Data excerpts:
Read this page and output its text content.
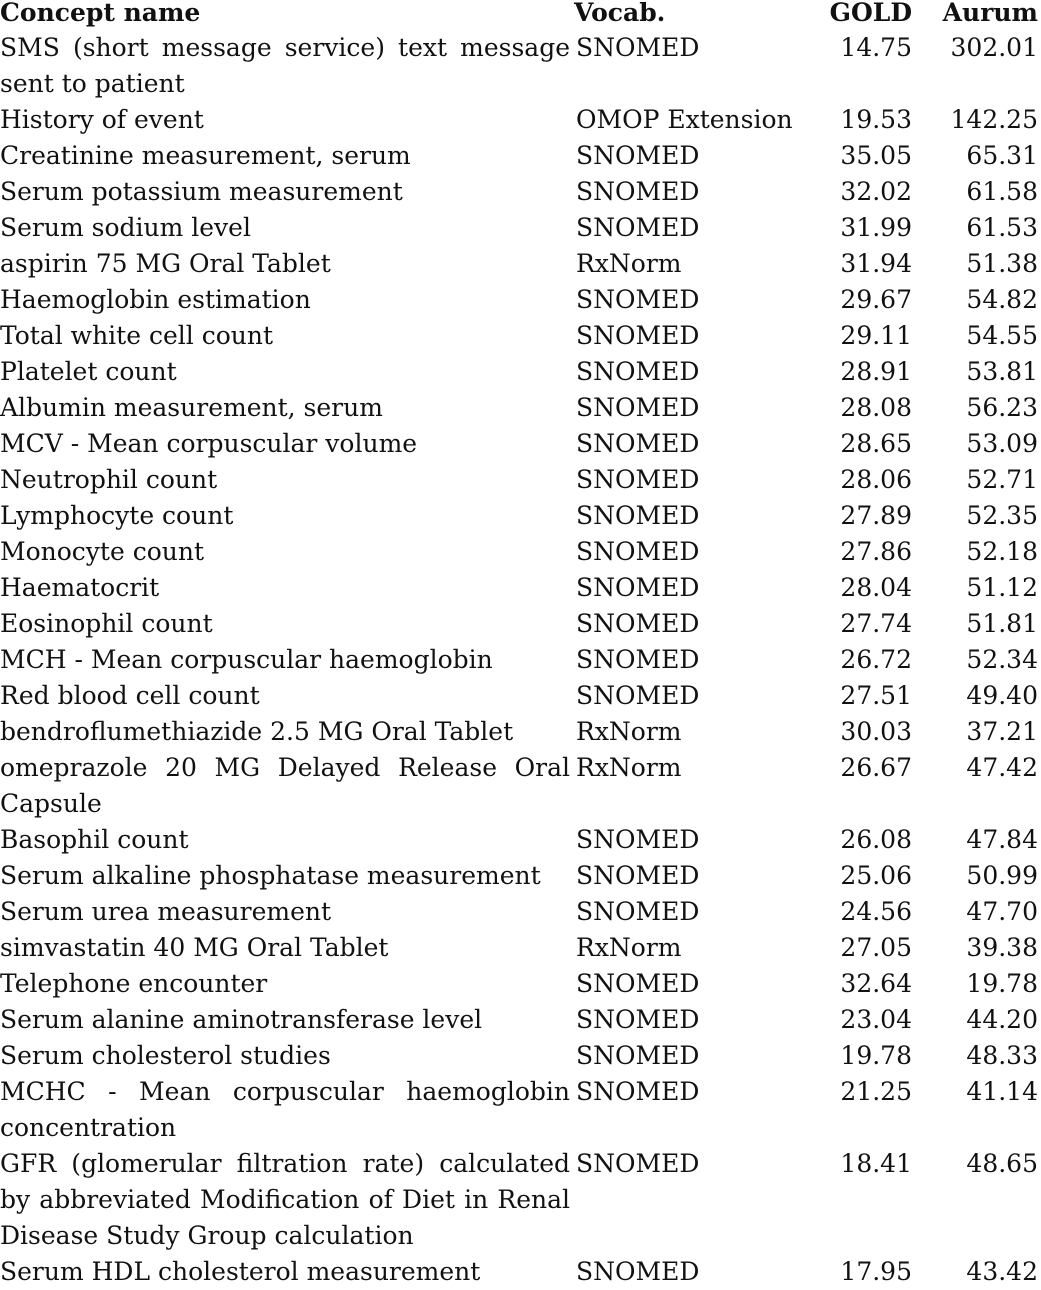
Concept name	Vocab.	GOLD	Aurum
SMS (short message service) text message sent to patient	SNOMED	14.75	302.01
History of event	OMOP Extension	19.53	142.25
Creatinine measurement, serum	SNOMED	35.05	65.31
Serum potassium measurement	SNOMED	32.02	61.58
Serum sodium level	SNOMED	31.99	61.53
aspirin 75 MG Oral Tablet	RxNorm	31.94	51.38
Haemoglobin estimation	SNOMED	29.67	54.82
Total white cell count	SNOMED	29.11	54.55
Platelet count	SNOMED	28.91	53.81
Albumin measurement, serum	SNOMED	28.08	56.23
MCV - Mean corpuscular volume	SNOMED	28.65	53.09
Neutrophil count	SNOMED	28.06	52.71
Lymphocyte count	SNOMED	27.89	52.35
Monocyte count	SNOMED	27.86	52.18
Haematocrit	SNOMED	28.04	51.12
Eosinophil count	SNOMED	27.74	51.81
MCH - Mean corpuscular haemoglobin	SNOMED	26.72	52.34
Red blood cell count	SNOMED	27.51	49.40
bendroflumethiazide 2.5 MG Oral Tablet	RxNorm	30.03	37.21
omeprazole 20 MG Delayed Release Oral Capsule	RxNorm	26.67	47.42
Basophil count	SNOMED	26.08	47.84
Serum alkaline phosphatase measurement	SNOMED	25.06	50.99
Serum urea measurement	SNOMED	24.56	47.70
simvastatin 40 MG Oral Tablet	RxNorm	27.05	39.38
Telephone encounter	SNOMED	32.64	19.78
Serum alanine aminotransferase level	SNOMED	23.04	44.20
Serum cholesterol studies	SNOMED	19.78	48.33
MCHC - Mean corpuscular haemoglobin concentration	SNOMED	21.25	41.14
GFR (glomerular filtration rate) calculated by abbreviated Modification of Diet in Renal Disease Study Group calculation	SNOMED	18.41	48.65
Serum HDL cholesterol measurement	SNOMED	17.95	43.42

What you are asked to do:
Reproduce all the entries that precede this task, word for word, minus any pictures.

Response for this exercise:
Read this page and output its text content.
Concept name	Vocab.	GOLD	Aurum
SMS (short message service) text message sent to patient	SNOMED	14.75	302.01
History of event	OMOP Extension	19.53	142.25
Creatinine measurement, serum	SNOMED	35.05	65.31
Serum potassium measurement	SNOMED	32.02	61.58
Serum sodium level	SNOMED	31.99	61.53
aspirin 75 MG Oral Tablet	RxNorm	31.94	51.38
Haemoglobin estimation	SNOMED	29.67	54.82
Total white cell count	SNOMED	29.11	54.55
Platelet count	SNOMED	28.91	53.81
Albumin measurement, serum	SNOMED	28.08	56.23
MCV - Mean corpuscular volume	SNOMED	28.65	53.09
Neutrophil count	SNOMED	28.06	52.71
Lymphocyte count	SNOMED	27.89	52.35
Monocyte count	SNOMED	27.86	52.18
Haematocrit	SNOMED	28.04	51.12
Eosinophil count	SNOMED	27.74	51.81
MCH - Mean corpuscular haemoglobin	SNOMED	26.72	52.34
Red blood cell count	SNOMED	27.51	49.40
bendroflumethiazide 2.5 MG Oral Tablet	RxNorm	30.03	37.21
omeprazole 20 MG Delayed Release Oral Capsule	RxNorm	26.67	47.42
Basophil count	SNOMED	26.08	47.84
Serum alkaline phosphatase measurement	SNOMED	25.06	50.99
Serum urea measurement	SNOMED	24.56	47.70
simvastatin 40 MG Oral Tablet	RxNorm	27.05	39.38
Telephone encounter	SNOMED	32.64	19.78
Serum alanine aminotransferase level	SNOMED	23.04	44.20
Serum cholesterol studies	SNOMED	19.78	48.33
MCHC - Mean corpuscular haemoglobin concentration	SNOMED	21.25	41.14
GFR (glomerular filtration rate) calculated by abbreviated Modification of Diet in Renal Disease Study Group calculation	SNOMED	18.41	48.65
Serum HDL cholesterol measurement	SNOMED	17.95	43.42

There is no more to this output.